* **RECORD EXTRACTS**:
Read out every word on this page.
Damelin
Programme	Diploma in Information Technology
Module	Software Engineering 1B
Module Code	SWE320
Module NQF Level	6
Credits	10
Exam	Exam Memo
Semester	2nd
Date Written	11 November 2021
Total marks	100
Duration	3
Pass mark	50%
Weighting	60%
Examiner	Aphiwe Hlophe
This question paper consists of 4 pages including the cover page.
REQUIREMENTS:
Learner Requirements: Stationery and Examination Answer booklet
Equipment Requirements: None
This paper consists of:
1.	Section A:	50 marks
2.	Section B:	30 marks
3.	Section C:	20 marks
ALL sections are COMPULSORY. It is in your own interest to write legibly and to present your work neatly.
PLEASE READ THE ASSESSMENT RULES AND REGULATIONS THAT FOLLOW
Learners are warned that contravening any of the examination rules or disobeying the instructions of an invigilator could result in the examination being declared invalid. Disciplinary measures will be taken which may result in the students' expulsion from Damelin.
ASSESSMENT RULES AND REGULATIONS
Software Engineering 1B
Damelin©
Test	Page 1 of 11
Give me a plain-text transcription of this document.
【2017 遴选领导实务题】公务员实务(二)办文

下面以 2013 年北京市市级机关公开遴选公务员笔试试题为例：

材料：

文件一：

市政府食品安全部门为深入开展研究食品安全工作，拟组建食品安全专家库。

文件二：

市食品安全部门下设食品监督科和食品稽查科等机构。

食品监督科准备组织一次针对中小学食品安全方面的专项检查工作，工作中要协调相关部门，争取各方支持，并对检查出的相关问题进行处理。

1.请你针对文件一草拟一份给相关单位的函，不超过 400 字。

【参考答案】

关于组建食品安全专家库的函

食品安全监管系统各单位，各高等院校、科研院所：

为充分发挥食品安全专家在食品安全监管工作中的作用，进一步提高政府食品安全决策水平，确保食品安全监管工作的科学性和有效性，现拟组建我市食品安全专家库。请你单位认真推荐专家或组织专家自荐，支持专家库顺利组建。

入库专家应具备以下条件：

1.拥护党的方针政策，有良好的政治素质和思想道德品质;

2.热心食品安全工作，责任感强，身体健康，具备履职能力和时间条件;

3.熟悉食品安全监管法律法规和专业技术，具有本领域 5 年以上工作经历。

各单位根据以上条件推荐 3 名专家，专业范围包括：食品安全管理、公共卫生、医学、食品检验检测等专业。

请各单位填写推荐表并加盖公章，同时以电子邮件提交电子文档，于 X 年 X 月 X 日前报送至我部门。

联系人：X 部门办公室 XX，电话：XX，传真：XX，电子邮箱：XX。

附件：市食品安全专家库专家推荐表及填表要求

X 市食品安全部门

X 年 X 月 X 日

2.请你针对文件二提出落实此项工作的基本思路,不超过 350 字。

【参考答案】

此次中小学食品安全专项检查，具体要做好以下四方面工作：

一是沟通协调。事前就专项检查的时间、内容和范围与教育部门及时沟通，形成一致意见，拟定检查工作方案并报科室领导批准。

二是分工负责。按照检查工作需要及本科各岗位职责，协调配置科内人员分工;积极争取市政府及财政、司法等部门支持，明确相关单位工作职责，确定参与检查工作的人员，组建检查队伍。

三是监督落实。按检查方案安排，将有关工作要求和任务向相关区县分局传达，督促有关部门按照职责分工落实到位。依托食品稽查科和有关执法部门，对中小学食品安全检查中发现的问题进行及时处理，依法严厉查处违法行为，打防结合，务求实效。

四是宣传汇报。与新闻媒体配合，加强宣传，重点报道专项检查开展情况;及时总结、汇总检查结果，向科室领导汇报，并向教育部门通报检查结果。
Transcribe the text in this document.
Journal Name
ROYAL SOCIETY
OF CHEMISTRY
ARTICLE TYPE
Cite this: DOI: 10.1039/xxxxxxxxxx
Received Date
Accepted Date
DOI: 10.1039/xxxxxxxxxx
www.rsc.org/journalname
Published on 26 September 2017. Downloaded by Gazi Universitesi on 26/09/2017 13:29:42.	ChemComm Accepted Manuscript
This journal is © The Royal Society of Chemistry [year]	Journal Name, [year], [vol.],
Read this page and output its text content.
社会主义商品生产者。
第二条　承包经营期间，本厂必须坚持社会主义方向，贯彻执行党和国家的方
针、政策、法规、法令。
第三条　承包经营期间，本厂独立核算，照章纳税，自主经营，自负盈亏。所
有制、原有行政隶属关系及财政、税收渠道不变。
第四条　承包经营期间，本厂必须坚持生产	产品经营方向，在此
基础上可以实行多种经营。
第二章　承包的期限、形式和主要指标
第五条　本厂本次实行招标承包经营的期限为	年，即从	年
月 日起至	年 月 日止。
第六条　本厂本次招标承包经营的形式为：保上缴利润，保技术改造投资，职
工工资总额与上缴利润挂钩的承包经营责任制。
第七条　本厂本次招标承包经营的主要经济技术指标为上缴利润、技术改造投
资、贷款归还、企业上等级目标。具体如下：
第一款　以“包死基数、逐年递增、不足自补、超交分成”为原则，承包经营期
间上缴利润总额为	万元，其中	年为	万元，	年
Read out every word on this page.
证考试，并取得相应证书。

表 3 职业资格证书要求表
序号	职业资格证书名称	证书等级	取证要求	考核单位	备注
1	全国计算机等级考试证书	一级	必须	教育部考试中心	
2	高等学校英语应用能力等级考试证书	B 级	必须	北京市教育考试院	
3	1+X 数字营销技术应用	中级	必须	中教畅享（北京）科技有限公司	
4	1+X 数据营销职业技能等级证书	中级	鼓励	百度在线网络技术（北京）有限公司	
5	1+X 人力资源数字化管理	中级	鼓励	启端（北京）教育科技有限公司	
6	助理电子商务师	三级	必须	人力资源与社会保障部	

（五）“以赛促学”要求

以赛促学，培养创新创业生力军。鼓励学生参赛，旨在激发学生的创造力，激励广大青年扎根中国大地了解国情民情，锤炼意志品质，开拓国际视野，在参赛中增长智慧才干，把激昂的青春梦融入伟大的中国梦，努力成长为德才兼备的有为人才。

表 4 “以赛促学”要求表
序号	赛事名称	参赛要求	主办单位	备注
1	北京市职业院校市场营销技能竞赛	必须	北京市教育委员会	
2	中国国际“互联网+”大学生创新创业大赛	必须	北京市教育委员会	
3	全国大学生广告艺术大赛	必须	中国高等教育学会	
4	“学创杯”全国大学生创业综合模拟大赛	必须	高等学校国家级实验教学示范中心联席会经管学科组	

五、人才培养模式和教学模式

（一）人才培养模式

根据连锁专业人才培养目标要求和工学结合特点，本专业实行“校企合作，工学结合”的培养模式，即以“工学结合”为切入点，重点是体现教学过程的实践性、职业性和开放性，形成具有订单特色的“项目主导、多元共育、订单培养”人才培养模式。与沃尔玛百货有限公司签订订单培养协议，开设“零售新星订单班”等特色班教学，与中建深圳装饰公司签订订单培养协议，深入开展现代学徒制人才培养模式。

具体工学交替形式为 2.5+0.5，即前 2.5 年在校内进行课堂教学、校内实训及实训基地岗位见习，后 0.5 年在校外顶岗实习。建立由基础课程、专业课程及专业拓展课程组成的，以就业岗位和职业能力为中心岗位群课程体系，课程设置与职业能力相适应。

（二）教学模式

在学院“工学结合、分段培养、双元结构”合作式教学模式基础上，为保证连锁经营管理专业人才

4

* **AIM OF THE TASK**: Pick every line with "Module" in it and copy it.

* **RESPONSE BELOW**:
Module	Software Engineering 1B
Module Code	SWE320
Module NQF Level	6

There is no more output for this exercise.